§ WHAT YOU SHOULD DO
Every record below should be printed exactly as it appears.
— start of DATA FOR THIS TASK —
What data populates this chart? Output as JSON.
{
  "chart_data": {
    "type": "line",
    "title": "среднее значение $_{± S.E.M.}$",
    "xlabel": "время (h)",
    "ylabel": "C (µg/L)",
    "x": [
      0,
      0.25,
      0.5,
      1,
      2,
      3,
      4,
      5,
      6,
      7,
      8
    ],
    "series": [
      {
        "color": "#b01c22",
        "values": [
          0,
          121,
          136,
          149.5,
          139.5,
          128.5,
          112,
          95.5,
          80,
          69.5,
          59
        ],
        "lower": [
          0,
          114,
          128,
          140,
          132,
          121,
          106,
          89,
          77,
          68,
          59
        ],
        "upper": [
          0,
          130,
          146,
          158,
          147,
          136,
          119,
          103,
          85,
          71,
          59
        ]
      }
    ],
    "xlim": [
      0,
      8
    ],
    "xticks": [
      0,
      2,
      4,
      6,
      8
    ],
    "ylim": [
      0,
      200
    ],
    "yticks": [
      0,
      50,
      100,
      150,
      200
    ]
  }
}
— end of DATA FOR THIS TASK —
§ ANSWER
What data populates this chart? Output as JSON.
{
  "chart_data": {
    "type": "line",
    "title": "среднее значение $_{± S.E.M.}$",
    "xlabel": "время (h)",
    "ylabel": "C (µg/L)",
    "x": [
      0,
      0.25,
      0.5,
      1,
      2,
      3,
      4,
      5,
      6,
      7,
      8
    ],
    "series": [
      {
        "color": "#b01c22",
        "values": [
          0,
          121,
          136,
          149.5,
          139.5,
          128.5,
          112,
          95.5,
          80,
          69.5,
          59
        ],
        "lower": [
          0,
          114,
          128,
          140,
          132,
          121,
          106,
          89,
          77,
          68,
          59
        ],
        "upper": [
          0,
          130,
          146,
          158,
          147,
          136,
          119,
          103,
          85,
          71,
          59
        ]
      }
    ],
    "xlim": [
      0,
      8
    ],
    "xticks": [
      0,
      2,
      4,
      6,
      8
    ],
    "ylim": [
      0,
      200
    ],
    "yticks": [
      0,
      50,
      100,
      150,
      200
    ]
  }
}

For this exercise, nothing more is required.